- **MATERIAL**:
* * * * * * *
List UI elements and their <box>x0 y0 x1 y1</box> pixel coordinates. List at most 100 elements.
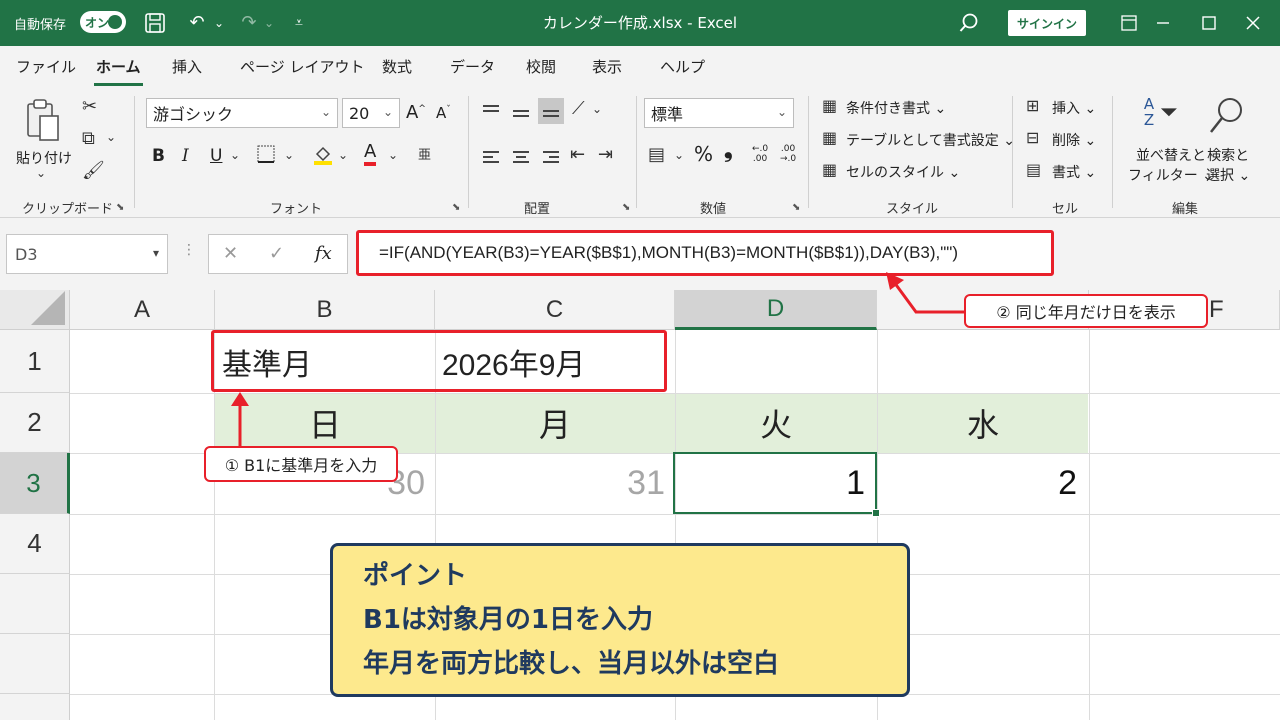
* * * * * * *
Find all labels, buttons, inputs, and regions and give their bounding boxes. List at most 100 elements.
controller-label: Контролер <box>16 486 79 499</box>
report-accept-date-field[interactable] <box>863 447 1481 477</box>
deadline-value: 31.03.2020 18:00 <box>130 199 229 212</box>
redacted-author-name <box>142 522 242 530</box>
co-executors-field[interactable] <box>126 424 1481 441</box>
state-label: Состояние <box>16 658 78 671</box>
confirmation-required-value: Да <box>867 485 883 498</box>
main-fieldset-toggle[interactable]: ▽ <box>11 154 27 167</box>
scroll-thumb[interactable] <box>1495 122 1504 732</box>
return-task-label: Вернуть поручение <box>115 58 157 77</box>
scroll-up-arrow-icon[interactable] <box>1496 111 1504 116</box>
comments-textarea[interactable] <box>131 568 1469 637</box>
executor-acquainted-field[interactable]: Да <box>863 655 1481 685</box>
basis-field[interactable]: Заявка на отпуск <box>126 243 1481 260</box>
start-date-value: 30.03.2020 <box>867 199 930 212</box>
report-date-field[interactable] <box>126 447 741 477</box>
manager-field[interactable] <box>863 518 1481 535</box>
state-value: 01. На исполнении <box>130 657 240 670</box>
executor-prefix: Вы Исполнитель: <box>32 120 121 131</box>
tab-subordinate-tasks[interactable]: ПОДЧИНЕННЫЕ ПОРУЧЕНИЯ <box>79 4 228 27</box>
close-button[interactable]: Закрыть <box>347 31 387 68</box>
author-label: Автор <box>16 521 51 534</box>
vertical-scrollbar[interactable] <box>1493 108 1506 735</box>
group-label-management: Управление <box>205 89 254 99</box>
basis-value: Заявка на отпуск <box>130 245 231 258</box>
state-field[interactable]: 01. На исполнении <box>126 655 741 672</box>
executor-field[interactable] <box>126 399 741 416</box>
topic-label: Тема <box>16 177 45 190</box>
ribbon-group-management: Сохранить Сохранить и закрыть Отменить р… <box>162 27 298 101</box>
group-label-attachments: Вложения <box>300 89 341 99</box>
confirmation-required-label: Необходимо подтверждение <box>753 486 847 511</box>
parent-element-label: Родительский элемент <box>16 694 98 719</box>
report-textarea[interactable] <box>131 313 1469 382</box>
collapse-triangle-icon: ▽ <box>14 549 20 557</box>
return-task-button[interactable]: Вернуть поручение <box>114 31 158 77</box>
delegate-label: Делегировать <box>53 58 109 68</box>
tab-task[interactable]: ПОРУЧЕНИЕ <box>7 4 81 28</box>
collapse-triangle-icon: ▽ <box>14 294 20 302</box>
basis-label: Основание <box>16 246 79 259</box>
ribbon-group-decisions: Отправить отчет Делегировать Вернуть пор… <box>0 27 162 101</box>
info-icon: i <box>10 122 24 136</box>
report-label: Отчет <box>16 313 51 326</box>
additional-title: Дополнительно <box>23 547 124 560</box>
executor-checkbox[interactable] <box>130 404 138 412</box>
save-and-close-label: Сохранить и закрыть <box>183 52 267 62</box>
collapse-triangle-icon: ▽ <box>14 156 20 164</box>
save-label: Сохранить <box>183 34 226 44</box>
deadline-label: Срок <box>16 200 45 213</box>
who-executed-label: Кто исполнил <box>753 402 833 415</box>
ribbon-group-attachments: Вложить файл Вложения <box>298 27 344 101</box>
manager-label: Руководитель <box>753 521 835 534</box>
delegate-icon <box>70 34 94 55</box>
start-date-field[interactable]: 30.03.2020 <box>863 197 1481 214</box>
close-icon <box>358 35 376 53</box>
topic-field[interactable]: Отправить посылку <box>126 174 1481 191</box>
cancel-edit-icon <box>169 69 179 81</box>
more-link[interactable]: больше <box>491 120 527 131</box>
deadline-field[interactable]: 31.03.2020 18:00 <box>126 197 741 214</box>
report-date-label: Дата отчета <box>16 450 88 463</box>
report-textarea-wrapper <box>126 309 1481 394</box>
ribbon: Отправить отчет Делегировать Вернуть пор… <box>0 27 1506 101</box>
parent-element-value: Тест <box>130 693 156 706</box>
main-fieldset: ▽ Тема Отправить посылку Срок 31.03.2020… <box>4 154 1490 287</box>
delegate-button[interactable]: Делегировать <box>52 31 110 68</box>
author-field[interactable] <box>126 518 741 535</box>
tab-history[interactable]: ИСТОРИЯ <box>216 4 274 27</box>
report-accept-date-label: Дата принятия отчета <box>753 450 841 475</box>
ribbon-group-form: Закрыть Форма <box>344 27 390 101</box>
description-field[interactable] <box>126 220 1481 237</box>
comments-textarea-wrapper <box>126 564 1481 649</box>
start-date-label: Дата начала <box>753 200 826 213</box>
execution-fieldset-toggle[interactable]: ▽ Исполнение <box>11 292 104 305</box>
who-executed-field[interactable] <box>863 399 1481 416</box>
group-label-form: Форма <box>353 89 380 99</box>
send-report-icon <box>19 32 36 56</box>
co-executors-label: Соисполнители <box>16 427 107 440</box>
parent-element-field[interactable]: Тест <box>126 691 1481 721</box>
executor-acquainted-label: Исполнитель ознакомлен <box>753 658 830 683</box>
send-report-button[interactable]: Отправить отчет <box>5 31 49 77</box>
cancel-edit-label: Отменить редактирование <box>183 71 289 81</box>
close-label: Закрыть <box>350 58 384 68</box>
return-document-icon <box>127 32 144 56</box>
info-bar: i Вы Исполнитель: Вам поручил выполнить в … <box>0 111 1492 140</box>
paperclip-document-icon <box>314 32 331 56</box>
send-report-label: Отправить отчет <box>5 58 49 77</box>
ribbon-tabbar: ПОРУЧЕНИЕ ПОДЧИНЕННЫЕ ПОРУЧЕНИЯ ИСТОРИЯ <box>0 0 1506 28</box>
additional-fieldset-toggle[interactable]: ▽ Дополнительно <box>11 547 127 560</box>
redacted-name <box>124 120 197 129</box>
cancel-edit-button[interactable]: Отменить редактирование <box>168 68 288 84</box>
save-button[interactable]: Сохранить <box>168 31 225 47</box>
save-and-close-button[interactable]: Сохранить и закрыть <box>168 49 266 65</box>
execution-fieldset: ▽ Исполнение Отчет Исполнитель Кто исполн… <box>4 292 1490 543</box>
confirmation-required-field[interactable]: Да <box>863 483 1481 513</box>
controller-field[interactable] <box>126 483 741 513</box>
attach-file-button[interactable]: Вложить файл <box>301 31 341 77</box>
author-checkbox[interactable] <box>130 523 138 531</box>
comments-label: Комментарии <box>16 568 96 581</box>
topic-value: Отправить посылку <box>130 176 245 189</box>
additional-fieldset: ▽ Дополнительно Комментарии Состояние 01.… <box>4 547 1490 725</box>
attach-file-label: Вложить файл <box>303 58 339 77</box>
* * * * * * *
Please reproduce the records from the line with "Find all labels, buttons, inputs, and" up to and including the line with "state-label: Состояние <box>16", swapping "report-accept-date-field" for "report-acceptance-date-field" and leaving everything else unchanged.

- **RESULT FOR THIS EXERCISE**:
Find all labels, buttons, inputs, and regions and give their bounding boxes. List at most 100 elements.
controller-label: Контролер <box>16 486 79 499</box>
report-acceptance-date-field[interactable] <box>863 447 1481 477</box>
deadline-value: 31.03.2020 18:00 <box>130 199 229 212</box>
redacted-author-name <box>142 522 242 530</box>
co-executors-field[interactable] <box>126 424 1481 441</box>
state-label: Состояние <box>16 658 78 671</box>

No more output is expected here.